## [Available data]
## BEGIN

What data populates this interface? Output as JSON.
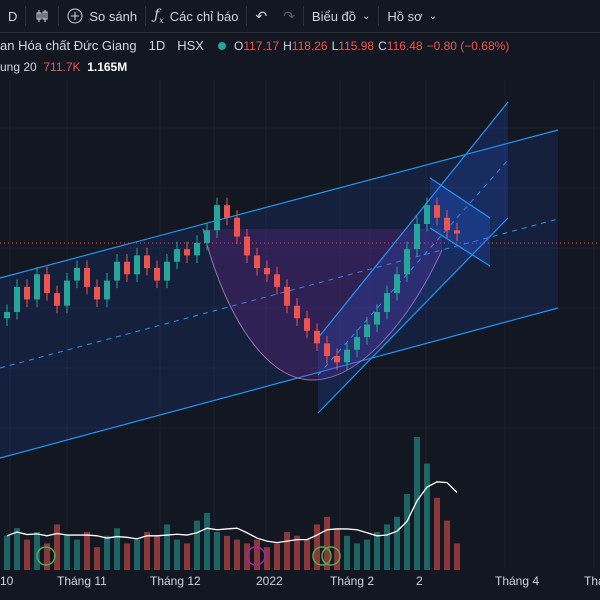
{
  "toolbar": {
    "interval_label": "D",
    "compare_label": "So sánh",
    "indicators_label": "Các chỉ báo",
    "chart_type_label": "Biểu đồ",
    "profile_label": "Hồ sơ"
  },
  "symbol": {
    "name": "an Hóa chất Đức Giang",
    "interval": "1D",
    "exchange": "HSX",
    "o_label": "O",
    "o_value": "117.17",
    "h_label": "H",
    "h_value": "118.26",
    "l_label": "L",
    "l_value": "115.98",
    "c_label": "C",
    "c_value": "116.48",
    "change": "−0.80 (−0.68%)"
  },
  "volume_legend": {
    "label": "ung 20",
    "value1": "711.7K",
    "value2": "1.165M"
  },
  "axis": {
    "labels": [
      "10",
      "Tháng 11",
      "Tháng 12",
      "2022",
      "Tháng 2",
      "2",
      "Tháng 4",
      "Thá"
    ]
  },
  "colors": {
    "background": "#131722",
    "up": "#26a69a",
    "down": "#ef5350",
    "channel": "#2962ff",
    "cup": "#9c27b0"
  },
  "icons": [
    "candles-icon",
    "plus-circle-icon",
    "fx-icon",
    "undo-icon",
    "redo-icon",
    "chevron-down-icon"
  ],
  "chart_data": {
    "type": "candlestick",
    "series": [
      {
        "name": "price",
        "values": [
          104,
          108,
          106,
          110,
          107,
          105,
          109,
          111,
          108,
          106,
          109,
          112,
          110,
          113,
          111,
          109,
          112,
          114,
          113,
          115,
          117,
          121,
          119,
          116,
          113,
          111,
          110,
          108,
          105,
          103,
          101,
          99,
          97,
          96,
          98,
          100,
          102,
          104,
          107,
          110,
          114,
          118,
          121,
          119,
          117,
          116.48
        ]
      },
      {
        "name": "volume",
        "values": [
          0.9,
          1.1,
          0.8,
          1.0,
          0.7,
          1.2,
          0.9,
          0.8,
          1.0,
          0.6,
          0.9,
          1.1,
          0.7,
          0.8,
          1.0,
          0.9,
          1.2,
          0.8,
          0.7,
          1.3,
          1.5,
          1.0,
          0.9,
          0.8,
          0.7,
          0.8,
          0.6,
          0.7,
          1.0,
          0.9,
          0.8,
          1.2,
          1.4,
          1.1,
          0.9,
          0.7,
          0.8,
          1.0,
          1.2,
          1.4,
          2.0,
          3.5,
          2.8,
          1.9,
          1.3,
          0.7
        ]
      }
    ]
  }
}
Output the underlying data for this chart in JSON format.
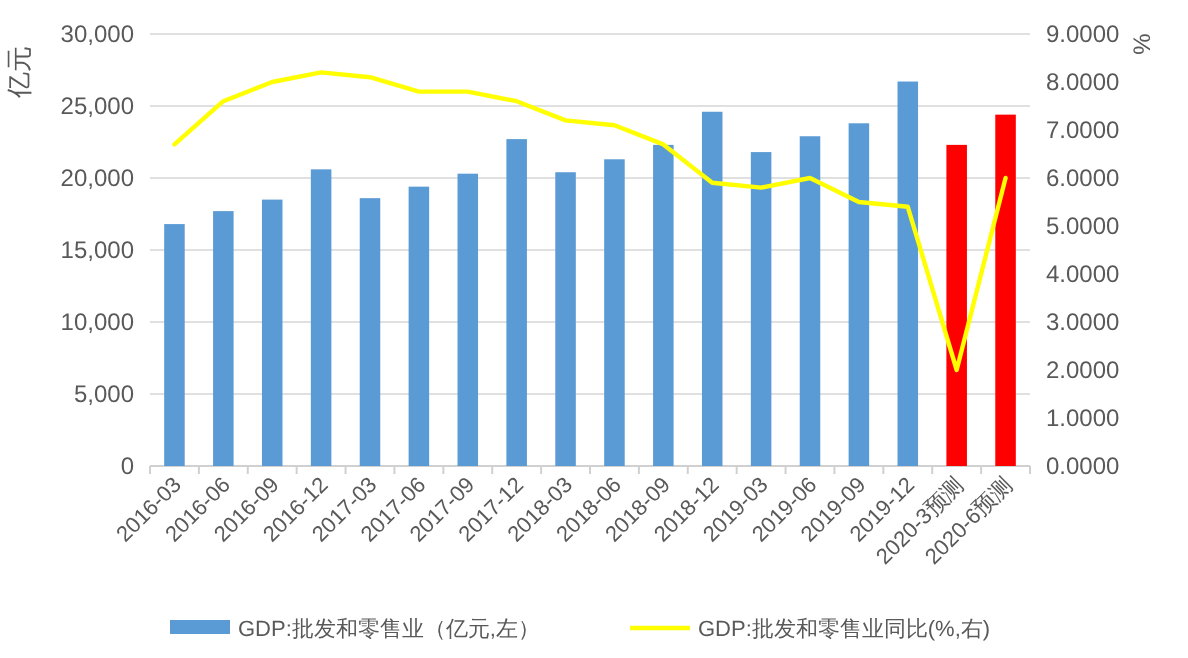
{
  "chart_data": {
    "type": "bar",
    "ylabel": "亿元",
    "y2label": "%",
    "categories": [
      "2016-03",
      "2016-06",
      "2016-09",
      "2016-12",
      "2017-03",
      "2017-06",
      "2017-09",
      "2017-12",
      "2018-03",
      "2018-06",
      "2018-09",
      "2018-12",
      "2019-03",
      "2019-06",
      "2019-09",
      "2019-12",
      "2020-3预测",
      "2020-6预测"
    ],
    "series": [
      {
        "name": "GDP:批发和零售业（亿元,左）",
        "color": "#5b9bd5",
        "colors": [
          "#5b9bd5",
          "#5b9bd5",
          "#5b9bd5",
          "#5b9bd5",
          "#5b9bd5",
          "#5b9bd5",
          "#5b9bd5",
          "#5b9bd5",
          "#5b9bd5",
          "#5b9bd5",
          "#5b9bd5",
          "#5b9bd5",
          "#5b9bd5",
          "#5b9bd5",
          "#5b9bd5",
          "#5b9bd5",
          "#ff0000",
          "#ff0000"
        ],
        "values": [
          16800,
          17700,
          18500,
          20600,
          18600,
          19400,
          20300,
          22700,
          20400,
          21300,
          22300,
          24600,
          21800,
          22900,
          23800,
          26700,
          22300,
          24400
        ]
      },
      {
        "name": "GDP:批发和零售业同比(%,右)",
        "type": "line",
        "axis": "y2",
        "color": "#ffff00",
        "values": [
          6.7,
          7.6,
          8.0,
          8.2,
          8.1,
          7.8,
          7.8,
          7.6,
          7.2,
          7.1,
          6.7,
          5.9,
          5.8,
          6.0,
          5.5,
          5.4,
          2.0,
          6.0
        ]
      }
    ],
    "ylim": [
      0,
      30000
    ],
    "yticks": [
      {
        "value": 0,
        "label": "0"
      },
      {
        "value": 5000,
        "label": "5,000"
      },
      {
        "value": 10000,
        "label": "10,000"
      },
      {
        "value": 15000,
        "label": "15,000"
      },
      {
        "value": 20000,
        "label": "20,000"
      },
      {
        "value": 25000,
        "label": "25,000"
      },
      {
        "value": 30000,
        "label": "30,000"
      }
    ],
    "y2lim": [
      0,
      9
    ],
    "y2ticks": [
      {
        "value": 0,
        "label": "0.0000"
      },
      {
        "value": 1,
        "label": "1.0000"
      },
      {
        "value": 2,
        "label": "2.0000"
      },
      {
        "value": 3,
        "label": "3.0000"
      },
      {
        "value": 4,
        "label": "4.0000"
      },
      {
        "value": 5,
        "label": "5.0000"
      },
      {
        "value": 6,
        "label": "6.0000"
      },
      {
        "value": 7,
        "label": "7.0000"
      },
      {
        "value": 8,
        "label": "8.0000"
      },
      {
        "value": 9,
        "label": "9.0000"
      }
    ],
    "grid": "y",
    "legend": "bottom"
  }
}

## END

Print out the lines exactly, skipping any picture.

What data populates this interface? Output as JSON.
{
  "toolbar": {
    "interval_label": "D",
    "compare_label": "So sánh",
    "indicators_label": "Các chỉ báo",
    "chart_type_label": "Biểu đồ",
    "profile_label": "Hồ sơ"
  },
  "symbol": {
    "name": "an Hóa chất Đức Giang",
    "interval": "1D",
    "exchange": "HSX",
    "o_label": "O",
    "o_value": "117.17",
    "h_label": "H",
    "h_value": "118.26",
    "l_label": "L",
    "l_value": "115.98",
    "c_label": "C",
    "c_value": "116.48",
    "change": "−0.80 (−0.68%)"
  },
  "volume_legend": {
    "label": "ung 20",
    "value1": "711.7K",
    "value2": "1.165M"
  },
  "axis": {
    "labels": [
      "10",
      "Tháng 11",
      "Tháng 12",
      "2022",
      "Tháng 2",
      "2",
      "Tháng 4",
      "Thá"
    ]
  },
  "colors": {
    "background": "#131722",
    "up": "#26a69a",
    "down": "#ef5350",
    "channel": "#2962ff",
    "cup": "#9c27b0"
  },
  "icons": [
    "candles-icon",
    "plus-circle-icon",
    "fx-icon",
    "undo-icon",
    "redo-icon",
    "chevron-down-icon"
  ],
  "chart_data": {
    "type": "candlestick",
    "series": [
      {
        "name": "price",
        "values": [
          104,
          108,
          106,
          110,
          107,
          105,
          109,
          111,
          108,
          106,
          109,
          112,
          110,
          113,
          111,
          109,
          112,
          114,
          113,
          115,
          117,
          121,
          119,
          116,
          113,
          111,
          110,
          108,
          105,
          103,
          101,
          99,
          97,
          96,
          98,
          100,
          102,
          104,
          107,
          110,
          114,
          118,
          121,
          119,
          117,
          116.48
        ]
      },
      {
        "name": "volume",
        "values": [
          0.9,
          1.1,
          0.8,
          1.0,
          0.7,
          1.2,
          0.9,
          0.8,
          1.0,
          0.6,
          0.9,
          1.1,
          0.7,
          0.8,
          1.0,
          0.9,
          1.2,
          0.8,
          0.7,
          1.3,
          1.5,
          1.0,
          0.9,
          0.8,
          0.7,
          0.8,
          0.6,
          0.7,
          1.0,
          0.9,
          0.8,
          1.2,
          1.4,
          1.1,
          0.9,
          0.7,
          0.8,
          1.0,
          1.2,
          1.4,
          2.0,
          3.5,
          2.8,
          1.9,
          1.3,
          0.7
        ]
      }
    ]
  }
}
Output the underlying data for this chart in JSON format.
{
  "chart_data": {
    "type": "bar",
    "ylabel": "亿元",
    "y2label": "%",
    "categories": [
      "2016-03",
      "2016-06",
      "2016-09",
      "2016-12",
      "2017-03",
      "2017-06",
      "2017-09",
      "2017-12",
      "2018-03",
      "2018-06",
      "2018-09",
      "2018-12",
      "2019-03",
      "2019-06",
      "2019-09",
      "2019-12",
      "2020-3预测",
      "2020-6预测"
    ],
    "series": [
      {
        "name": "GDP:批发和零售业（亿元,左）",
        "color": "#5b9bd5",
        "colors": [
          "#5b9bd5",
          "#5b9bd5",
          "#5b9bd5",
          "#5b9bd5",
          "#5b9bd5",
          "#5b9bd5",
          "#5b9bd5",
          "#5b9bd5",
          "#5b9bd5",
          "#5b9bd5",
          "#5b9bd5",
          "#5b9bd5",
          "#5b9bd5",
          "#5b9bd5",
          "#5b9bd5",
          "#5b9bd5",
          "#ff0000",
          "#ff0000"
        ],
        "values": [
          16800,
          17700,
          18500,
          20600,
          18600,
          19400,
          20300,
          22700,
          20400,
          21300,
          22300,
          24600,
          21800,
          22900,
          23800,
          26700,
          22300,
          24400
        ]
      },
      {
        "name": "GDP:批发和零售业同比(%,右)",
        "type": "line",
        "axis": "y2",
        "color": "#ffff00",
        "values": [
          6.7,
          7.6,
          8.0,
          8.2,
          8.1,
          7.8,
          7.8,
          7.6,
          7.2,
          7.1,
          6.7,
          5.9,
          5.8,
          6.0,
          5.5,
          5.4,
          2.0,
          6.0
        ]
      }
    ],
    "ylim": [
      0,
      30000
    ],
    "yticks": [
      {
        "value": 0,
        "label": "0"
      },
      {
        "value": 5000,
        "label": "5,000"
      },
      {
        "value": 10000,
        "label": "10,000"
      },
      {
        "value": 15000,
        "label": "15,000"
      },
      {
        "value": 20000,
        "label": "20,000"
      },
      {
        "value": 25000,
        "label": "25,000"
      },
      {
        "value": 30000,
        "label": "30,000"
      }
    ],
    "y2lim": [
      0,
      9
    ],
    "y2ticks": [
      {
        "value": 0,
        "label": "0.0000"
      },
      {
        "value": 1,
        "label": "1.0000"
      },
      {
        "value": 2,
        "label": "2.0000"
      },
      {
        "value": 3,
        "label": "3.0000"
      },
      {
        "value": 4,
        "label": "4.0000"
      },
      {
        "value": 5,
        "label": "5.0000"
      },
      {
        "value": 6,
        "label": "6.0000"
      },
      {
        "value": 7,
        "label": "7.0000"
      },
      {
        "value": 8,
        "label": "8.0000"
      },
      {
        "value": 9,
        "label": "9.0000"
      }
    ],
    "grid": "y",
    "legend": "bottom"
  }
}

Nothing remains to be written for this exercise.